══ Given data ══
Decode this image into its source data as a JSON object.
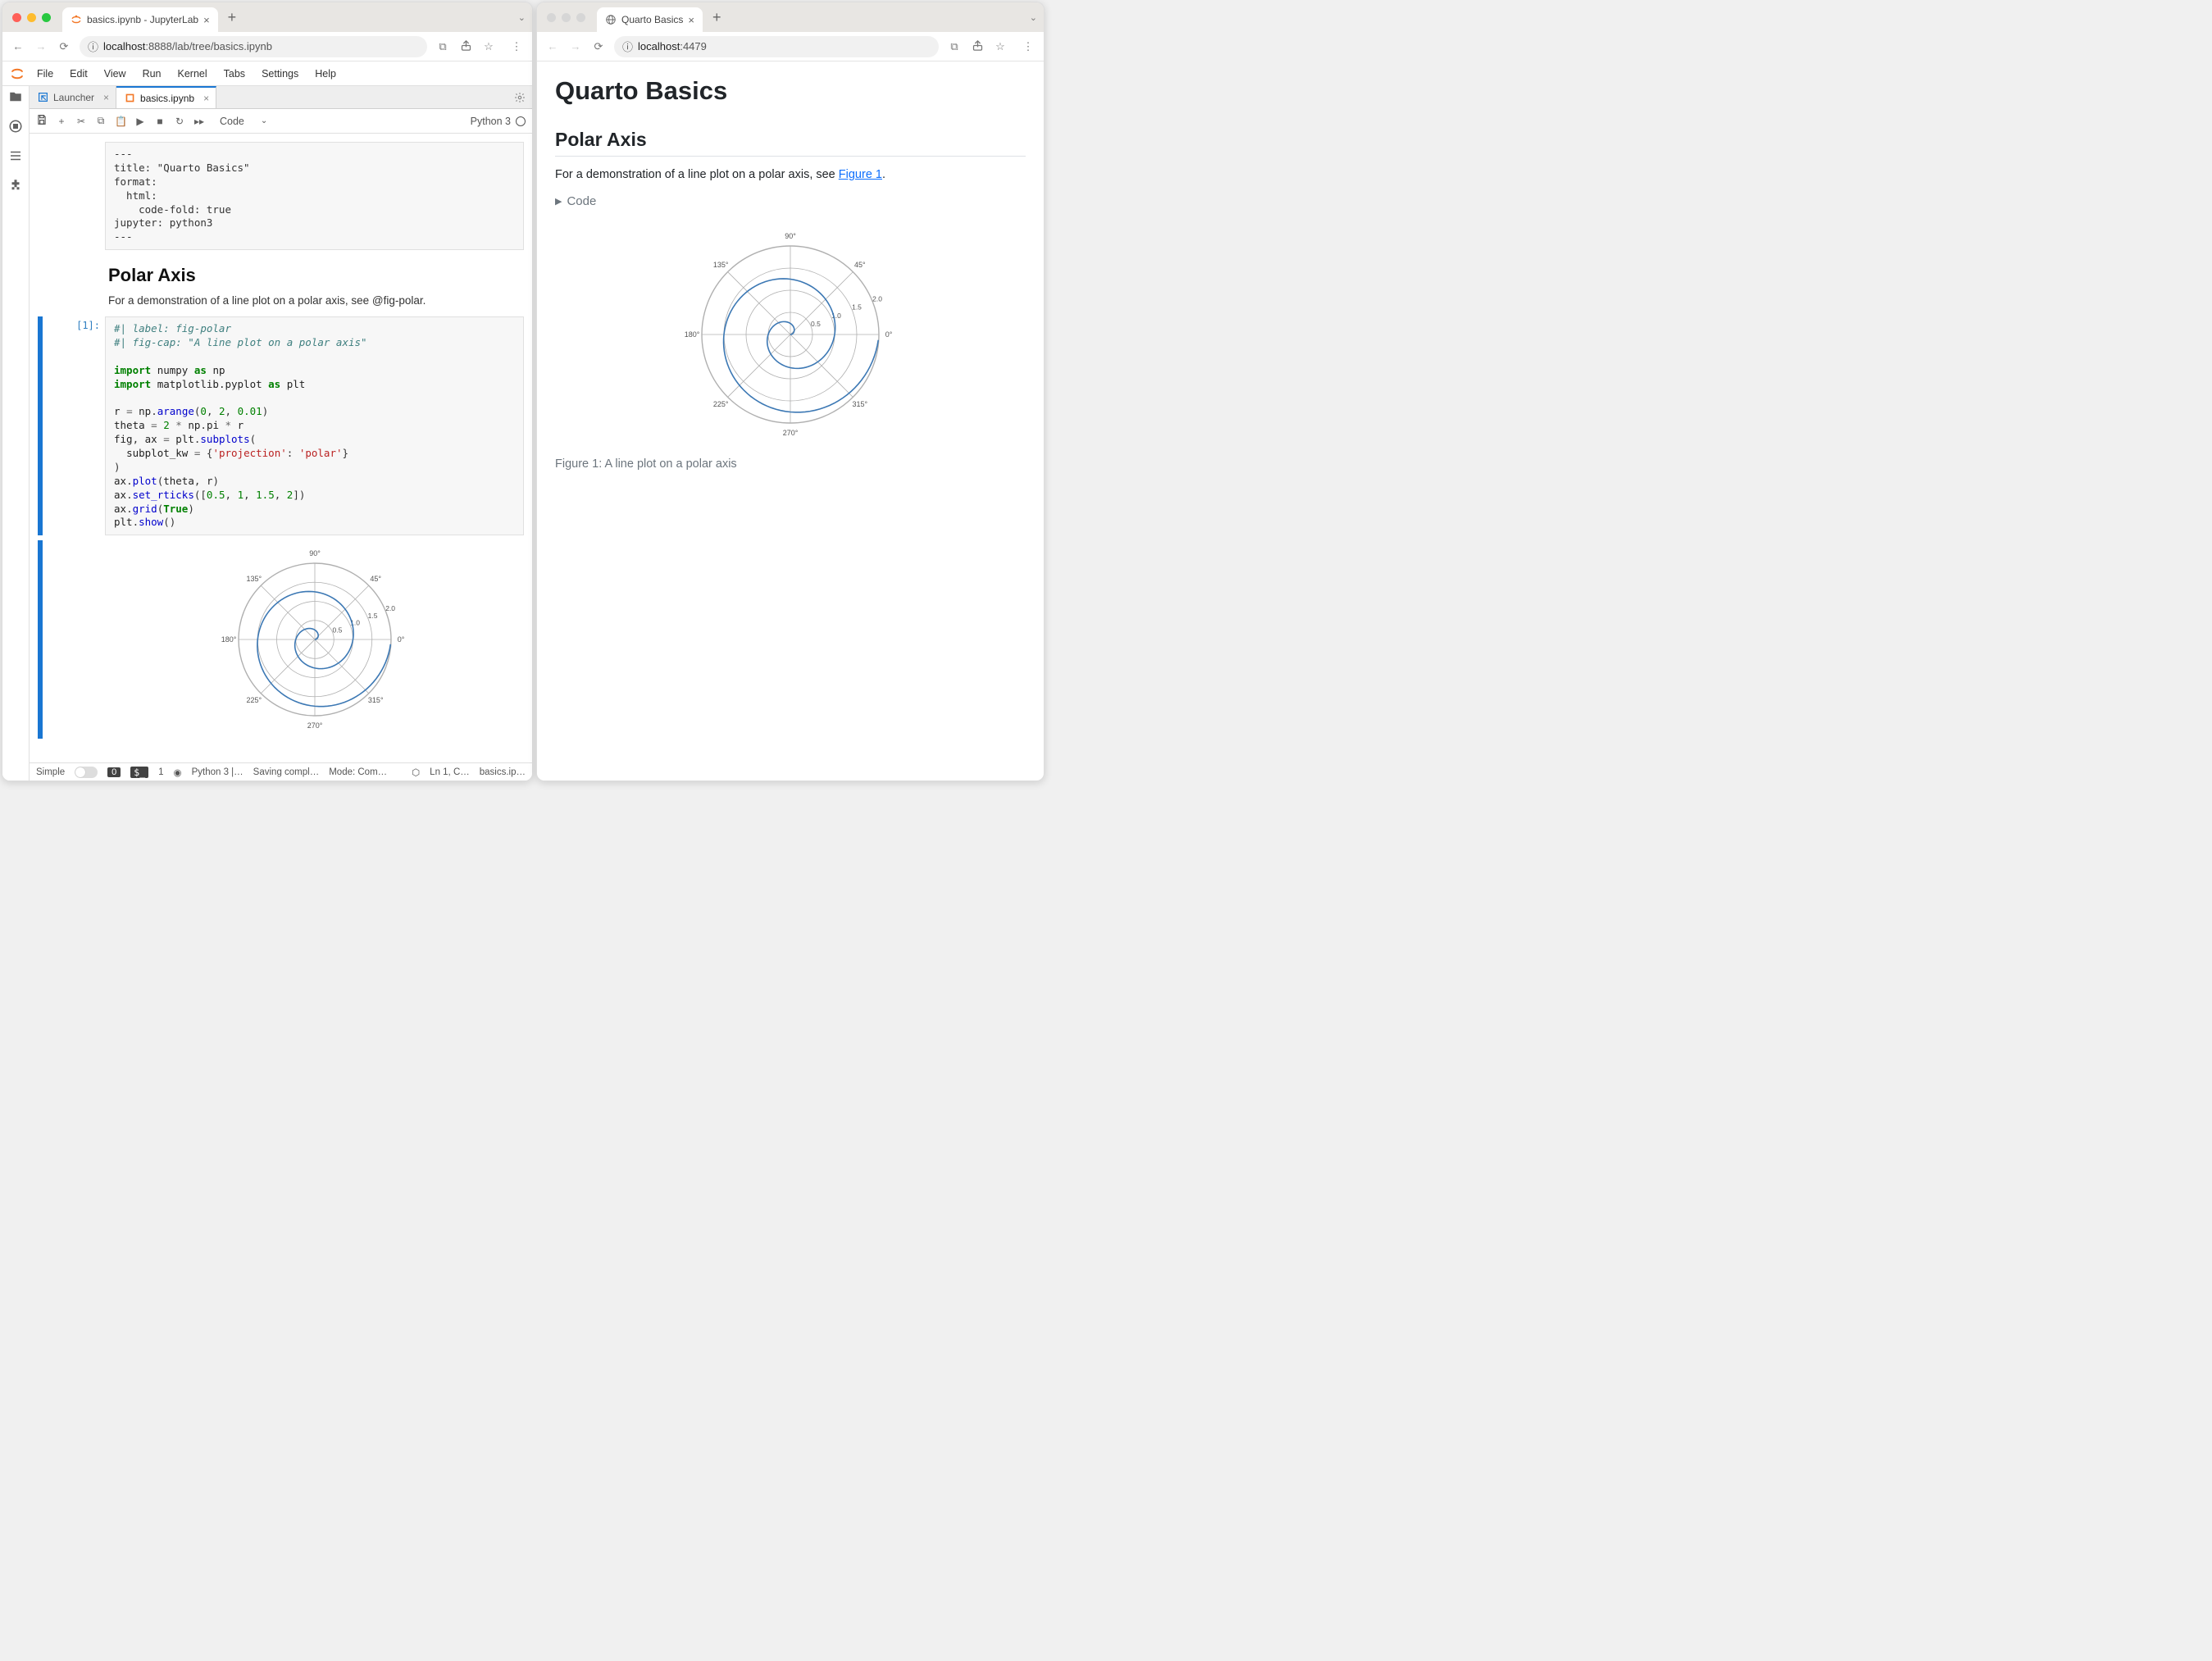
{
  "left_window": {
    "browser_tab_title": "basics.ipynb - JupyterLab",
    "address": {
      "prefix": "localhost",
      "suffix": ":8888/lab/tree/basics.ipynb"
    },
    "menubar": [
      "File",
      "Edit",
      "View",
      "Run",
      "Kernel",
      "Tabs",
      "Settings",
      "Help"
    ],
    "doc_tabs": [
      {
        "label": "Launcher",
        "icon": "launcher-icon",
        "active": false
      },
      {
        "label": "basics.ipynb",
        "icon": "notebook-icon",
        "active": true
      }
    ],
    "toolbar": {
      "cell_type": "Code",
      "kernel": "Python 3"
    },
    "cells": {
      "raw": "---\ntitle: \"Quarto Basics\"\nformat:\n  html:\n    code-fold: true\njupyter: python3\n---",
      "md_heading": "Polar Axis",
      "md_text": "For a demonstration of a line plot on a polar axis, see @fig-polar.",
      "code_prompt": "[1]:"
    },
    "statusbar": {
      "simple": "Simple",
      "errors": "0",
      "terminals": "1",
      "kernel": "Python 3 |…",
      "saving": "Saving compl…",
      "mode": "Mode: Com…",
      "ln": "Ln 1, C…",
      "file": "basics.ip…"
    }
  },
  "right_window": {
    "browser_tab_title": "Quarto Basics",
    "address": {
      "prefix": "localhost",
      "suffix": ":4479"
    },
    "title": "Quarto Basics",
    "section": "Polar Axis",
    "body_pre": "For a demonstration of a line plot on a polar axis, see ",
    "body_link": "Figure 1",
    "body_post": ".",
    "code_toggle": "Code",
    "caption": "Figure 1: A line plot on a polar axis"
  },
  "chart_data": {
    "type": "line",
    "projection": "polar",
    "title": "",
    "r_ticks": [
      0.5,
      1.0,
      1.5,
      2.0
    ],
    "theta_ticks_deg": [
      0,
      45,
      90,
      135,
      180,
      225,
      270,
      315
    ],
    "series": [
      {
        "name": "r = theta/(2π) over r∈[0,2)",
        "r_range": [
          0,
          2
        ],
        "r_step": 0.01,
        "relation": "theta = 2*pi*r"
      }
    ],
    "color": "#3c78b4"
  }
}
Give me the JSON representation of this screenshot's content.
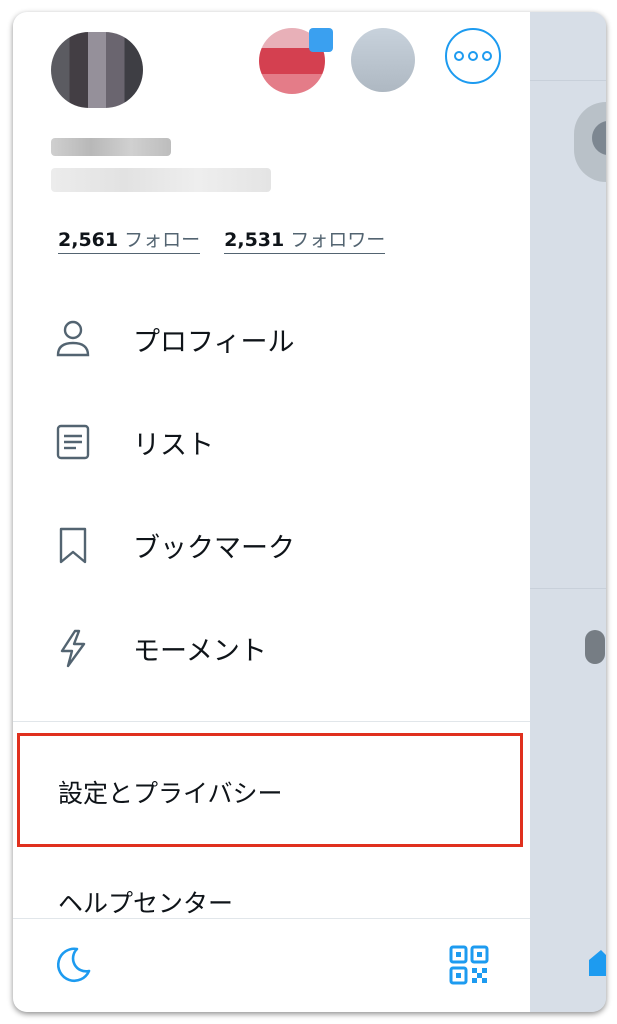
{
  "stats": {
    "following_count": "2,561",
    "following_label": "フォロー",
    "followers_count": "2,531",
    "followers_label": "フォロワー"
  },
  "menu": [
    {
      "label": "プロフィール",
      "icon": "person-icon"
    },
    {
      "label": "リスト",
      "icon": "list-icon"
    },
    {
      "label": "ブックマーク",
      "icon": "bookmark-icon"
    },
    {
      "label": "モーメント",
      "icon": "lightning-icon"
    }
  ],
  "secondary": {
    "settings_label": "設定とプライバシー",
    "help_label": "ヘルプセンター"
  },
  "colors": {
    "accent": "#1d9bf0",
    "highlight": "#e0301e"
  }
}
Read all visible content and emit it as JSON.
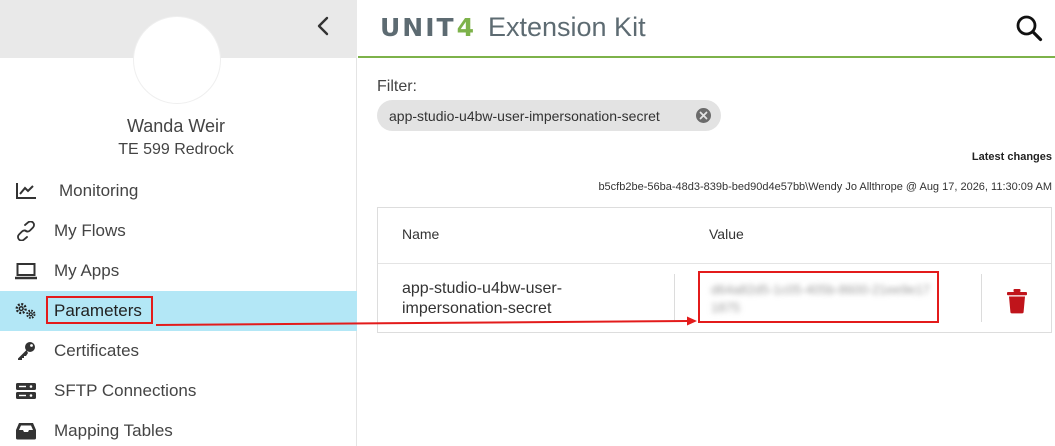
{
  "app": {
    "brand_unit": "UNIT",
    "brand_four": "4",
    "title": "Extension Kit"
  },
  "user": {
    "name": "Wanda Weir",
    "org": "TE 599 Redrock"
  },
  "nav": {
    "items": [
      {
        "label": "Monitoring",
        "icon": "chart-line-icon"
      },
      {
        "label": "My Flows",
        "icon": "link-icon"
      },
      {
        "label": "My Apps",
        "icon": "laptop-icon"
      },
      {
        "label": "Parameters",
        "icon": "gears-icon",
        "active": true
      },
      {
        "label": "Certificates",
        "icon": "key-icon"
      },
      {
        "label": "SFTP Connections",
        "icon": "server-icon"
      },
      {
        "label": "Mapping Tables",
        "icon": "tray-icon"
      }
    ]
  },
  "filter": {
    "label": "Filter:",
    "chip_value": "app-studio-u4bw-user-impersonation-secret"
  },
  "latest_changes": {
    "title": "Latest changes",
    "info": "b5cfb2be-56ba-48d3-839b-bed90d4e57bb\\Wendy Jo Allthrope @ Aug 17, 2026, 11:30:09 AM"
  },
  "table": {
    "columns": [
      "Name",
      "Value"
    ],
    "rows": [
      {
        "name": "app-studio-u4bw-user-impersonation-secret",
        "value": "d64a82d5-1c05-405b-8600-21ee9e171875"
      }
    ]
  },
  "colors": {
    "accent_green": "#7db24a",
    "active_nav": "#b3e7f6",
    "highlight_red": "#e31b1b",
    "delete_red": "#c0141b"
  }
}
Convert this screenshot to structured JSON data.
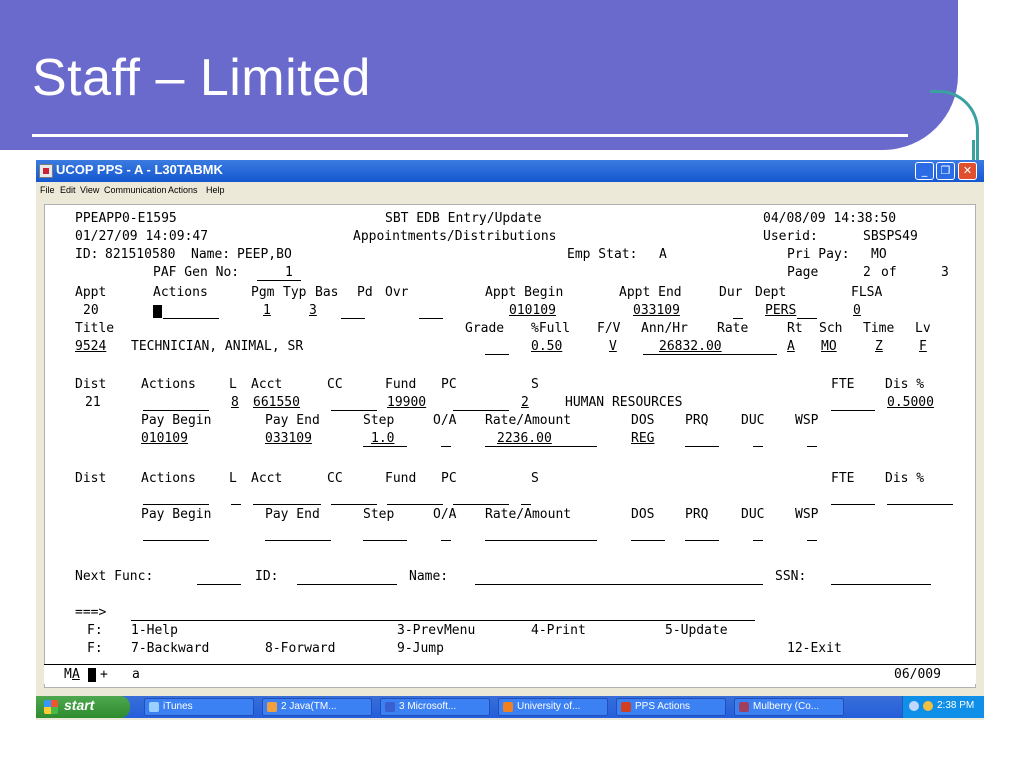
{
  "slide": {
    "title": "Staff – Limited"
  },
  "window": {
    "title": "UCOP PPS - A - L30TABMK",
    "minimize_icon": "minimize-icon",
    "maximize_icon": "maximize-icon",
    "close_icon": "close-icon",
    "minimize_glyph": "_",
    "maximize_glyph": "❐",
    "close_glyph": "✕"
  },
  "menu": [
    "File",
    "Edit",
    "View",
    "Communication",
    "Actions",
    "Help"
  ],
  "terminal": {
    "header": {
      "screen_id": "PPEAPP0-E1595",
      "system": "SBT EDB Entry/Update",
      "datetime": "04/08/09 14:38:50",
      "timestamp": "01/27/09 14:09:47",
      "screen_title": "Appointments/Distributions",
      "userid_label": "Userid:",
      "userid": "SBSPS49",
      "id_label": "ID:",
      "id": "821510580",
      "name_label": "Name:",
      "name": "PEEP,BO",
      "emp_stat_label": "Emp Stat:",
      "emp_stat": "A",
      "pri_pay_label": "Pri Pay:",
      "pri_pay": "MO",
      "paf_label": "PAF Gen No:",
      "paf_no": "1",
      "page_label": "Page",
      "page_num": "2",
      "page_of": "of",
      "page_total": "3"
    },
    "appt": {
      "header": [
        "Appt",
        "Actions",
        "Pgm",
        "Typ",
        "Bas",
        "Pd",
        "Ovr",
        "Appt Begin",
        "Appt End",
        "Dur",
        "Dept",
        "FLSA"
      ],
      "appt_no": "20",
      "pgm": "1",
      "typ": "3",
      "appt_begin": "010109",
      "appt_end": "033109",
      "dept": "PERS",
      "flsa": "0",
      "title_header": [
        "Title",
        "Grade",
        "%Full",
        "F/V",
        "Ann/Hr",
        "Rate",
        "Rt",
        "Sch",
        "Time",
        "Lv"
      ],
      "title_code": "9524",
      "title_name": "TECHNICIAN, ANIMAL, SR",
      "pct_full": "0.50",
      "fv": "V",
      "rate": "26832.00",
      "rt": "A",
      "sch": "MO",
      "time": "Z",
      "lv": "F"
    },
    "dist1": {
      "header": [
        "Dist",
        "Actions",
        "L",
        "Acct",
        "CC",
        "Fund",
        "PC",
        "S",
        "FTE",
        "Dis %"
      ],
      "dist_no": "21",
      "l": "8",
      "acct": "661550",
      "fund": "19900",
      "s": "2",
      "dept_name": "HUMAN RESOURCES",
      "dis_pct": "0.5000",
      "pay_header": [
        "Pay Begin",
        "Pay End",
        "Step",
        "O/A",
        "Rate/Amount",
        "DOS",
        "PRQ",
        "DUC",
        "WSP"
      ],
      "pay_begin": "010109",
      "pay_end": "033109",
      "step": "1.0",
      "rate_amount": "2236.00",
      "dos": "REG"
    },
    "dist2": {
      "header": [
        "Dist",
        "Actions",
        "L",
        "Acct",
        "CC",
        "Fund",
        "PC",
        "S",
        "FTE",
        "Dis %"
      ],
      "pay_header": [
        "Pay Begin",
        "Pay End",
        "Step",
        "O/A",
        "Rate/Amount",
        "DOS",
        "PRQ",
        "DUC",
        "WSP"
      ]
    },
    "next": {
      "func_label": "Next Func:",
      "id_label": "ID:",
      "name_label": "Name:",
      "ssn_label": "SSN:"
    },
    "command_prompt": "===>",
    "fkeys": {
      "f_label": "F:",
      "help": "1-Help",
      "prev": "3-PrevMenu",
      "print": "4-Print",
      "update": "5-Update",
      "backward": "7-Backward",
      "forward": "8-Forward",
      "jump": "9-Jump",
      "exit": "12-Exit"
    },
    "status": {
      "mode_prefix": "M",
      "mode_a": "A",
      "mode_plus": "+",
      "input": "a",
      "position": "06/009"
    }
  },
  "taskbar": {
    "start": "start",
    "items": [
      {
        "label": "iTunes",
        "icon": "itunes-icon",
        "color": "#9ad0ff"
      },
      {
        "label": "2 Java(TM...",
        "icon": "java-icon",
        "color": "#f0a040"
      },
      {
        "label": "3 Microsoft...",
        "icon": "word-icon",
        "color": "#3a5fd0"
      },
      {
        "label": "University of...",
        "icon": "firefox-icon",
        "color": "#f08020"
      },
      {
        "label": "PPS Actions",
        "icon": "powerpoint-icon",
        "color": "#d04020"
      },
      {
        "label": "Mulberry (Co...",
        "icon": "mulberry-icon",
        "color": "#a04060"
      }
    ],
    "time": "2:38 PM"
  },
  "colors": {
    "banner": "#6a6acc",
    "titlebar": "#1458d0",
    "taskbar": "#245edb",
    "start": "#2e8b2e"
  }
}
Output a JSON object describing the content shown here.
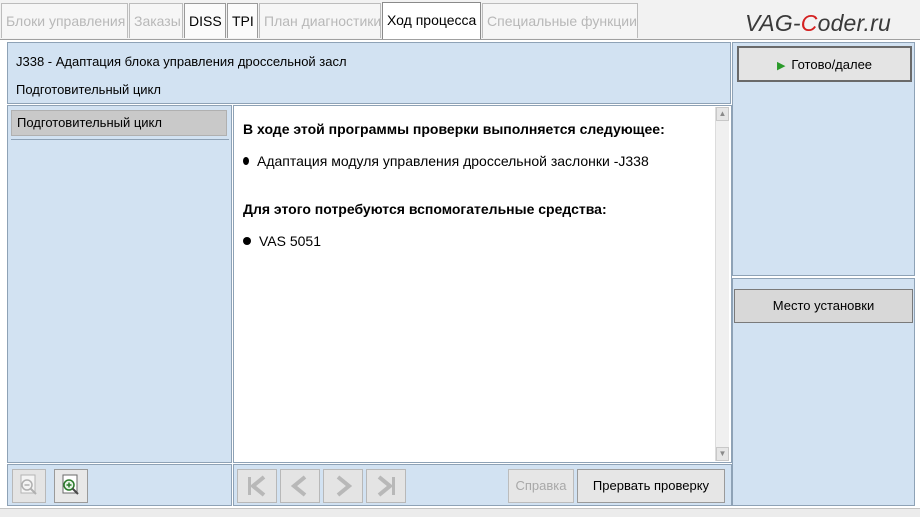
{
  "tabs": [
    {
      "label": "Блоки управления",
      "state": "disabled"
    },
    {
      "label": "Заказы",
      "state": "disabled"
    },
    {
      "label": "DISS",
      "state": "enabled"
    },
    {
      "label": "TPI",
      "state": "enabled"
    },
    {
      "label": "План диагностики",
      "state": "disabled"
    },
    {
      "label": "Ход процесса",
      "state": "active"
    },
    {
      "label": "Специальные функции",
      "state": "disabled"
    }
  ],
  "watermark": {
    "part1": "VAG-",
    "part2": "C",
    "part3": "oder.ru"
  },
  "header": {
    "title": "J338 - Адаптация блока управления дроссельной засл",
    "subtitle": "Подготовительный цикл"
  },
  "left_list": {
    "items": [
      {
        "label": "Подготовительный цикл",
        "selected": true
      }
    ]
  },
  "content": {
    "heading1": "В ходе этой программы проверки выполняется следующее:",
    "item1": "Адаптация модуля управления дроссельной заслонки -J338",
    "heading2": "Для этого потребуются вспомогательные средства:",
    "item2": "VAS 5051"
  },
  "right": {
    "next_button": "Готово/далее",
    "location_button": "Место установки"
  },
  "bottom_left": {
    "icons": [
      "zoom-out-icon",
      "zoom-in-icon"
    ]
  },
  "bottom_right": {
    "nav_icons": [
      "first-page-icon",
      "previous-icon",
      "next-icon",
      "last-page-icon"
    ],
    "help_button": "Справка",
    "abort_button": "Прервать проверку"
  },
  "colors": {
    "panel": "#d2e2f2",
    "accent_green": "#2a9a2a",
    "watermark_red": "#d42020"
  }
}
═══
To be done: From the data, list each line in which the string "screenshot" appears.

Completed task:
Give me the JSON representation of this screenshot's content.
Convert this screenshot to structured JSON data.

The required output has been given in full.